Exercise instructions:
Reproduce the material below line for line, with no changes.

------------------------------------------------------------------------

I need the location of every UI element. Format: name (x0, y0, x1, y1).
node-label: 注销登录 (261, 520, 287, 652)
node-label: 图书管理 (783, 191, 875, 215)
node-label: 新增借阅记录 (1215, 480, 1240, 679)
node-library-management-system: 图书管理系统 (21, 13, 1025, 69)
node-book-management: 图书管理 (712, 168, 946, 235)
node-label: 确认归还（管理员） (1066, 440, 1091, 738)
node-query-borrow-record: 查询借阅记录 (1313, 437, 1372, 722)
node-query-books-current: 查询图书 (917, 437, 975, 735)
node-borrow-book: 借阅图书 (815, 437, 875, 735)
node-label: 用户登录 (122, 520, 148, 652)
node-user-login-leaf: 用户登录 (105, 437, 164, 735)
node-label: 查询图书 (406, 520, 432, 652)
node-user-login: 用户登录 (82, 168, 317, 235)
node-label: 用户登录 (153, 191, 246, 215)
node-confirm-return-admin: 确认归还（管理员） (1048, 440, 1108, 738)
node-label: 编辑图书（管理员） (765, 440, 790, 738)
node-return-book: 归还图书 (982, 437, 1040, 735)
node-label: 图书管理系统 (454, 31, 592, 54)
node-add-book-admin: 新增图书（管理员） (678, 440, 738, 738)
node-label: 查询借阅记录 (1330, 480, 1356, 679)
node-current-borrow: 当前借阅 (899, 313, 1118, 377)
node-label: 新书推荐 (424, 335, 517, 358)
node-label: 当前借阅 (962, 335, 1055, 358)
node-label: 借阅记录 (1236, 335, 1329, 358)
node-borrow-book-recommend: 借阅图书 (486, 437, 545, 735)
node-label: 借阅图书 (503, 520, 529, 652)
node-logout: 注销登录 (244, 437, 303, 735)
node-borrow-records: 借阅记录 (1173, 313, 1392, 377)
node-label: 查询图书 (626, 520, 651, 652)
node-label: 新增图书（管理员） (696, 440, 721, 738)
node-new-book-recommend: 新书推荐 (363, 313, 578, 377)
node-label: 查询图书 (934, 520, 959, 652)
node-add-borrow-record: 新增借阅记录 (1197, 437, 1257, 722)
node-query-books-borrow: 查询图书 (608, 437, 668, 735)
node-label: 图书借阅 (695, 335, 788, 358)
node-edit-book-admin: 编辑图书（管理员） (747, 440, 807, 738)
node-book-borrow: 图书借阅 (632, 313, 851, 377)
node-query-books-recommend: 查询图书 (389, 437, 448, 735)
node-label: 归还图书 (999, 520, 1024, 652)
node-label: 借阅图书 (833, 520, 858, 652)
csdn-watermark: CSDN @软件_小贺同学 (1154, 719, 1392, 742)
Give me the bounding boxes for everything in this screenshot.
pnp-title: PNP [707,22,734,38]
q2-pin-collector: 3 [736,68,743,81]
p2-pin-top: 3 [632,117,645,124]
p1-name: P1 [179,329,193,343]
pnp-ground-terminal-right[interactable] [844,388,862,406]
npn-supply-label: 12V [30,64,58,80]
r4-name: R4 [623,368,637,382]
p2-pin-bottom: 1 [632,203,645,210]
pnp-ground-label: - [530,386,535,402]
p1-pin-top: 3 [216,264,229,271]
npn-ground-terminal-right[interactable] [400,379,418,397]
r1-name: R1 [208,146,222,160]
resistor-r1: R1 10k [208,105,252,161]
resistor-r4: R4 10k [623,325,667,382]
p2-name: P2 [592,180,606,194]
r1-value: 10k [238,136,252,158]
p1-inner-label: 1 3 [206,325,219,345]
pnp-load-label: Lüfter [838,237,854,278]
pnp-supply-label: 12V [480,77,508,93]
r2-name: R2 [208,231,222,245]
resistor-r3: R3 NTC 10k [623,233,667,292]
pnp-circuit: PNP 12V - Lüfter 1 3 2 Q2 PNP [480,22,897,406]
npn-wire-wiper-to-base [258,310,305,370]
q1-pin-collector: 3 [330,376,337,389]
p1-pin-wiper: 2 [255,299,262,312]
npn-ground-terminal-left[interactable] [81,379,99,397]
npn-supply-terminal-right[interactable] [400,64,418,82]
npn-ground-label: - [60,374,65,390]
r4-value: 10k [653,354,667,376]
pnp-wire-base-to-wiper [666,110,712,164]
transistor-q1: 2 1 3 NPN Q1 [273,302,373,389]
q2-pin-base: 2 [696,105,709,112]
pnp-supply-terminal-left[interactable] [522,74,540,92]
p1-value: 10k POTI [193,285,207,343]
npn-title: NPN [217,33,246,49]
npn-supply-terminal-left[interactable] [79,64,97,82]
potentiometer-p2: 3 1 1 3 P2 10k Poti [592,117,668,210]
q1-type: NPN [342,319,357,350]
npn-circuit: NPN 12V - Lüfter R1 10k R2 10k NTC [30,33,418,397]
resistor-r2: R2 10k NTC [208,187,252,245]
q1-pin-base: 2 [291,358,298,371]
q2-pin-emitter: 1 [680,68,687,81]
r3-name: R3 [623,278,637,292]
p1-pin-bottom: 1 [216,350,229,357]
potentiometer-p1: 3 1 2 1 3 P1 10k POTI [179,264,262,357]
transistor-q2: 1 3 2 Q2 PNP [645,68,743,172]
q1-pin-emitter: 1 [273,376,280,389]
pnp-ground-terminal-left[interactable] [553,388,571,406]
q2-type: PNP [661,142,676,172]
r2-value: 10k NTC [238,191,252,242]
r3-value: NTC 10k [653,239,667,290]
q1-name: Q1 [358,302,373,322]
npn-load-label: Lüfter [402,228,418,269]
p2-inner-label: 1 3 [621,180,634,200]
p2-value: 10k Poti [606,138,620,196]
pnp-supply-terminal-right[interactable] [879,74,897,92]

------------------------------------------------------------------------

Output of the task:
I need the location of every UI element. Format: name (x0, y0, x1, y1).
node-label: 注销登录 (261, 520, 287, 652)
node-label: 图书管理 (783, 191, 875, 215)
node-label: 新增借阅记录 (1215, 480, 1240, 679)
node-library-management-system: 图书管理系统 (21, 13, 1025, 69)
node-book-management: 图书管理 (712, 168, 946, 235)
node-label: 确认归还（管理员） (1066, 440, 1091, 738)
node-query-borrow-record: 查询借阅记录 (1313, 437, 1372, 722)
node-query-books-current: 查询图书 (917, 437, 975, 735)
node-borrow-book: 借阅图书 (815, 437, 875, 735)
node-label: 用户登录 (122, 520, 148, 652)
node-user-login-leaf: 用户登录 (105, 437, 164, 735)
node-label: 查询图书 (406, 520, 432, 652)
node-user-login: 用户登录 (82, 168, 317, 235)
node-label: 用户登录 (153, 191, 246, 215)
node-confirm-return-admin: 确认归还（管理员） (1048, 440, 1108, 738)
node-label: 编辑图书（管理员） (765, 440, 790, 738)
node-return-book: 归还图书 (982, 437, 1040, 735)
node-label: 图书管理系统 (454, 31, 592, 54)
node-add-book-admin: 新增图书（管理员） (678, 440, 738, 738)
node-label: 查询借阅记录 (1330, 480, 1356, 679)
node-current-borrow: 当前借阅 (899, 313, 1118, 377)
node-label: 新书推荐 (424, 335, 517, 358)
node-label: 当前借阅 (962, 335, 1055, 358)
node-label: 借阅记录 (1236, 335, 1329, 358)
node-borrow-book-recommend: 借阅图书 (486, 437, 545, 735)
node-label: 借阅图书 (503, 520, 529, 652)
node-logout: 注销登录 (244, 437, 303, 735)
node-borrow-records: 借阅记录 (1173, 313, 1392, 377)
node-label: 查询图书 (626, 520, 651, 652)
node-label: 新增图书（管理员） (696, 440, 721, 738)
node-new-book-recommend: 新书推荐 (363, 313, 578, 377)
node-label: 查询图书 (934, 520, 959, 652)
node-add-borrow-record: 新增借阅记录 (1197, 437, 1257, 722)
node-query-books-borrow: 查询图书 (608, 437, 668, 735)
node-label: 图书借阅 (695, 335, 788, 358)
node-edit-book-admin: 编辑图书（管理员） (747, 440, 807, 738)
node-book-borrow: 图书借阅 (632, 313, 851, 377)
node-query-books-recommend: 查询图书 (389, 437, 448, 735)
node-label: 归还图书 (999, 520, 1024, 652)
node-label: 借阅图书 (833, 520, 858, 652)
csdn-watermark: CSDN @软件_小贺同学 (1154, 719, 1392, 742)
Give me the bounding boxes for everything in this screenshot.
pnp-title: PNP [707,22,734,38]
q2-pin-collector: 3 [736,68,743,81]
p2-pin-top: 3 [632,117,645,124]
p1-name: P1 [179,329,193,343]
pnp-ground-terminal-right[interactable] [844,388,862,406]
npn-supply-label: 12V [30,64,58,80]
r4-name: R4 [623,368,637,382]
p2-pin-bottom: 1 [632,203,645,210]
pnp-ground-label: - [530,386,535,402]
p1-pin-top: 3 [216,264,229,271]
npn-ground-terminal-right[interactable] [400,379,418,397]
r1-name: R1 [208,146,222,160]
resistor-r1: R1 10k [208,105,252,161]
resistor-r4: R4 10k [623,325,667,382]
p2-name: P2 [592,180,606,194]
r1-value: 10k [238,136,252,158]
p1-inner-label: 1 3 [206,325,219,345]
pnp-load-label: Lüfter [838,237,854,278]
pnp-supply-label: 12V [480,77,508,93]
r2-name: R2 [208,231,222,245]
resistor-r3: R3 NTC 10k [623,233,667,292]
pnp-circuit: PNP 12V - Lüfter 1 3 2 Q2 PNP [480,22,897,406]
npn-wire-wiper-to-base [258,310,305,370]
q1-pin-collector: 3 [330,376,337,389]
p1-pin-wiper: 2 [255,299,262,312]
npn-ground-terminal-left[interactable] [81,379,99,397]
npn-supply-terminal-right[interactable] [400,64,418,82]
npn-ground-label: - [60,374,65,390]
r4-value: 10k [653,354,667,376]
pnp-wire-base-to-wiper [666,110,712,164]
transistor-q1: 2 1 3 NPN Q1 [273,302,373,389]
q2-pin-base: 2 [696,105,709,112]
pnp-supply-terminal-left[interactable] [522,74,540,92]
p1-value: 10k POTI [193,285,207,343]
npn-title: NPN [217,33,246,49]
npn-supply-terminal-left[interactable] [79,64,97,82]
potentiometer-p2: 3 1 1 3 P2 10k Poti [592,117,668,210]
q1-type: NPN [342,319,357,350]
npn-circuit: NPN 12V - Lüfter R1 10k R2 10k NTC [30,33,418,397]
resistor-r2: R2 10k NTC [208,187,252,245]
q1-pin-base: 2 [291,358,298,371]
q2-pin-emitter: 1 [680,68,687,81]
r3-name: R3 [623,278,637,292]
p1-pin-bottom: 1 [216,350,229,357]
potentiometer-p1: 3 1 2 1 3 P1 10k POTI [179,264,262,357]
transistor-q2: 1 3 2 Q2 PNP [645,68,743,172]
q1-pin-emitter: 1 [273,376,280,389]
pnp-ground-terminal-left[interactable] [553,388,571,406]
q2-type: PNP [661,142,676,172]
r2-value: 10k NTC [238,191,252,242]
r3-value: NTC 10k [653,239,667,290]
q1-name: Q1 [358,302,373,322]
npn-load-label: Lüfter [402,228,418,269]
p2-inner-label: 1 3 [621,180,634,200]
p2-value: 10k Poti [606,138,620,196]
pnp-supply-terminal-right[interactable] [879,74,897,92]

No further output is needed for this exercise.